> PROMPT
Look through the lines of the material and count those containing "образования". Give that count alone.

[Begin SUPPLIED ENTRIES]

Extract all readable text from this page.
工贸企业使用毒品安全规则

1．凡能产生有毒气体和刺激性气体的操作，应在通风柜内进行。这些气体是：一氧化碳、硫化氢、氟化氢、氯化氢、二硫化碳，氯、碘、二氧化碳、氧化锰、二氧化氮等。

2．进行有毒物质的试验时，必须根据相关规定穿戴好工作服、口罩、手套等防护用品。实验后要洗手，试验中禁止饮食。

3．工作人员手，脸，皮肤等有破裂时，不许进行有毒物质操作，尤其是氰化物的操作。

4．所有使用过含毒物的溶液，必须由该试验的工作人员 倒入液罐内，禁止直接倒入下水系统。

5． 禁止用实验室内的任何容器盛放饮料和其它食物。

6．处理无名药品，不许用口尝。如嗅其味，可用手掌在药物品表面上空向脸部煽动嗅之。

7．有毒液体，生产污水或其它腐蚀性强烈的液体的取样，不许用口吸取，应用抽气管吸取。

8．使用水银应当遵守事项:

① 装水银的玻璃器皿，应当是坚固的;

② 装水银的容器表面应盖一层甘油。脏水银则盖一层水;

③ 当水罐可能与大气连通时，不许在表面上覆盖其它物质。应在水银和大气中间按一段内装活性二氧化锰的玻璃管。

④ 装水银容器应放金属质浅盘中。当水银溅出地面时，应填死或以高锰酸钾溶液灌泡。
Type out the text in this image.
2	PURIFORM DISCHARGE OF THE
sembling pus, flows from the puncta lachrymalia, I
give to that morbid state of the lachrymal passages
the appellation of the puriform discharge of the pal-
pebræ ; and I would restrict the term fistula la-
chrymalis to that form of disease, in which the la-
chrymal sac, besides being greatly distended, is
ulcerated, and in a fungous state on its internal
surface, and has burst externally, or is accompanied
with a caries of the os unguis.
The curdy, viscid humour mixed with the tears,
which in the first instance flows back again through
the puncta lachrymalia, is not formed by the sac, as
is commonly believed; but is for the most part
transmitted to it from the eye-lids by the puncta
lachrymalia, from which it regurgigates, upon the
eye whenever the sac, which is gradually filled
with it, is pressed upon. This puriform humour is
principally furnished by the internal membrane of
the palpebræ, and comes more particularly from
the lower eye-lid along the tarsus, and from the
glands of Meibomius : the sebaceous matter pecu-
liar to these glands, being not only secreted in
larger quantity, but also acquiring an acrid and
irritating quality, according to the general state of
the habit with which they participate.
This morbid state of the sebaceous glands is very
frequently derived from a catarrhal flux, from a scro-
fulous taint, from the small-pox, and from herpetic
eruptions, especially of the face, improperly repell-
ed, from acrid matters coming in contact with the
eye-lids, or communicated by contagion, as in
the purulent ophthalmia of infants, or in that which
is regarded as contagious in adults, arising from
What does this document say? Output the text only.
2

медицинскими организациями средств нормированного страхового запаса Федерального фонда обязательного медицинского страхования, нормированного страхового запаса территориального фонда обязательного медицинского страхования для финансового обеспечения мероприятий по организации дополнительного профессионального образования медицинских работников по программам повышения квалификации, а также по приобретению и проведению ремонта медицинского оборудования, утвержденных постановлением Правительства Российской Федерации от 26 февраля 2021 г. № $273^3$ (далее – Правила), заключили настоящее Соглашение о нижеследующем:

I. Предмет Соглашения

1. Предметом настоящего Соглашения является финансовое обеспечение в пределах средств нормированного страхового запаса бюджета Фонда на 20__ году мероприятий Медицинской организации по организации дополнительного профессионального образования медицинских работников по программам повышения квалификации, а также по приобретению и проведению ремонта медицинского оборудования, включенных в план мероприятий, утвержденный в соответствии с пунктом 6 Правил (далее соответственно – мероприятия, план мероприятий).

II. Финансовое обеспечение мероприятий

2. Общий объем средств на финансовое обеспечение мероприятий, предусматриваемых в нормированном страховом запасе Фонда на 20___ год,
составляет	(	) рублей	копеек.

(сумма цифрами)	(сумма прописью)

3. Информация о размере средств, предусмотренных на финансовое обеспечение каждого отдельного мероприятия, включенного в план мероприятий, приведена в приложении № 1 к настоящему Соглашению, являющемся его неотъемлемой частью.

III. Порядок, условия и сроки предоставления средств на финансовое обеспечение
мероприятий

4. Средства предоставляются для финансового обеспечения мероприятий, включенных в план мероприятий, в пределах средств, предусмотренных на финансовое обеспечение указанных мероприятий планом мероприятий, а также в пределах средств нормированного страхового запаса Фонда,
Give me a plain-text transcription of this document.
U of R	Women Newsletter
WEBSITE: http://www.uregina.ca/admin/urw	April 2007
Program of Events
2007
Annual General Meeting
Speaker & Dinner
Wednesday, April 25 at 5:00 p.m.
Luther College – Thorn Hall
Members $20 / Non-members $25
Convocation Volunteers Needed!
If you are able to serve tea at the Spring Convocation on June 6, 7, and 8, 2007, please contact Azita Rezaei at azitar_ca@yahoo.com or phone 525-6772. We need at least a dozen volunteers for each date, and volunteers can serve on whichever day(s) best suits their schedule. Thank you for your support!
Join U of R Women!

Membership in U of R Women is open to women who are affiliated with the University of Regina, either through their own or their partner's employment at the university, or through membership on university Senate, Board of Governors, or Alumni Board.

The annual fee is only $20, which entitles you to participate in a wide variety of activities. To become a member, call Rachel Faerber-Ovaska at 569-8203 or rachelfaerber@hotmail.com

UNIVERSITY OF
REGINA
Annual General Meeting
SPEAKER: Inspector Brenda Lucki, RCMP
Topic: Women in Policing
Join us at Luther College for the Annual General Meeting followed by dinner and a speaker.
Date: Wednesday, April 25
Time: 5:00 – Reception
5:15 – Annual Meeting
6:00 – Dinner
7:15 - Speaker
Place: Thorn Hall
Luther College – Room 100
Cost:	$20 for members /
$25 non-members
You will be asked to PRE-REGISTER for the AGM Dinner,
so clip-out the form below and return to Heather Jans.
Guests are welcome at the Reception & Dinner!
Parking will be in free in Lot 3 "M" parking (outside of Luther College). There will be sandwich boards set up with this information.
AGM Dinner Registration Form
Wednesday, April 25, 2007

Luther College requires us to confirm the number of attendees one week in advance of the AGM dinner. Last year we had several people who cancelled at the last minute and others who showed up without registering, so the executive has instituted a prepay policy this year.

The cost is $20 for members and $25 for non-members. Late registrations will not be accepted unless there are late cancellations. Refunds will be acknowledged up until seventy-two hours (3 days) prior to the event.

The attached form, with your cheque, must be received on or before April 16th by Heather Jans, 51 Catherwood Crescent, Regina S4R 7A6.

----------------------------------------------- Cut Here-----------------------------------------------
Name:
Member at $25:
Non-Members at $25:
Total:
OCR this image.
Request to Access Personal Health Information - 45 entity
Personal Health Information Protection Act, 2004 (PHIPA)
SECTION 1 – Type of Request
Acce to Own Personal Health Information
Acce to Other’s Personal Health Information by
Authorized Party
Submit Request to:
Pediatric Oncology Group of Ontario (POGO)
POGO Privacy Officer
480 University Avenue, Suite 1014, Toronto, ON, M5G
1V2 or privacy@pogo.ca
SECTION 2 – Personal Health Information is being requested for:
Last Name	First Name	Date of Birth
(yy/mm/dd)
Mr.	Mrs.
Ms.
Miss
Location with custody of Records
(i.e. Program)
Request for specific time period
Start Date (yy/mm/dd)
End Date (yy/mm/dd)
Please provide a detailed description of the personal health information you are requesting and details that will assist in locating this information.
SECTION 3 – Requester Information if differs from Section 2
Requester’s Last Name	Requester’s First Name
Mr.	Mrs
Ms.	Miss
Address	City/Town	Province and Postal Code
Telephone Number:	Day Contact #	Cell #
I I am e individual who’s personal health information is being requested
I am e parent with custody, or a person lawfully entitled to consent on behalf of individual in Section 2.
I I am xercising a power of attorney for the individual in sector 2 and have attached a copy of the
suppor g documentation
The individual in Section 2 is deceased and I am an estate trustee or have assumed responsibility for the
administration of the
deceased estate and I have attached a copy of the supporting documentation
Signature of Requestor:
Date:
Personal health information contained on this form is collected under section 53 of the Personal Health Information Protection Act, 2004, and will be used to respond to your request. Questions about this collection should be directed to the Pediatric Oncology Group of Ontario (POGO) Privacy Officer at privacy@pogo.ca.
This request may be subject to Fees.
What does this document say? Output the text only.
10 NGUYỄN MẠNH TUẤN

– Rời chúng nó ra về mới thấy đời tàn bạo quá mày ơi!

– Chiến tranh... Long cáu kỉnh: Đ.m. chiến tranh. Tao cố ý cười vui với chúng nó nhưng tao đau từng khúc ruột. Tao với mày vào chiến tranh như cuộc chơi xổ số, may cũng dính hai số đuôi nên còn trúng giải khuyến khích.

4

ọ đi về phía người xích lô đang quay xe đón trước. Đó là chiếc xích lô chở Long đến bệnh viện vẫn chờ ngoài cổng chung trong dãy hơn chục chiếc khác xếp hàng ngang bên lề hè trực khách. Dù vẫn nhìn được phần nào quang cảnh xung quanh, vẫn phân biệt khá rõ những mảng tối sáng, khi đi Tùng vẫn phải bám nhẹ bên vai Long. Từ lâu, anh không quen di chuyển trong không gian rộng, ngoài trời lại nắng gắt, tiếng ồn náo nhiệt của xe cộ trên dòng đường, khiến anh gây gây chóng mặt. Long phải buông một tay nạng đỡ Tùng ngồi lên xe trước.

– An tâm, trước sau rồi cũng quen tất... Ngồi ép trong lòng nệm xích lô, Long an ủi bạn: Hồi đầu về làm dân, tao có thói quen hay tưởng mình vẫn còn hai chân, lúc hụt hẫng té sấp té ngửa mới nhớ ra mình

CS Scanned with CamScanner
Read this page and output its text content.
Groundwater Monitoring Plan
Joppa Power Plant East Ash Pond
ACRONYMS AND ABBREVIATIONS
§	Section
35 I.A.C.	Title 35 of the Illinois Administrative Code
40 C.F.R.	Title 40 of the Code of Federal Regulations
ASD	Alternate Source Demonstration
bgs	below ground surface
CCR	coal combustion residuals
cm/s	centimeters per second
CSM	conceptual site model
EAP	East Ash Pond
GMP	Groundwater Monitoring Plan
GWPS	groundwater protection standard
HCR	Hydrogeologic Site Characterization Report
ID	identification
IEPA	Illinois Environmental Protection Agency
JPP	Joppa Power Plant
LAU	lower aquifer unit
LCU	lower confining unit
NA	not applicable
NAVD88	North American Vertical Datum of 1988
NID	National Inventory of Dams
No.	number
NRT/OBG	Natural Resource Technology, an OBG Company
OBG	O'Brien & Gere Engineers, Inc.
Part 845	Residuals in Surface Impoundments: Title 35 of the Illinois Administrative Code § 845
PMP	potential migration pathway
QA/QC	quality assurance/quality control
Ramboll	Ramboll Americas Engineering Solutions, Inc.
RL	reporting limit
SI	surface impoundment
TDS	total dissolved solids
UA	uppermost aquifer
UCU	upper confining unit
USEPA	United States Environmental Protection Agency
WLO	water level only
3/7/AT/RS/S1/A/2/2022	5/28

[End SUPPLIED ENTRIES]

> TASK RESULT
2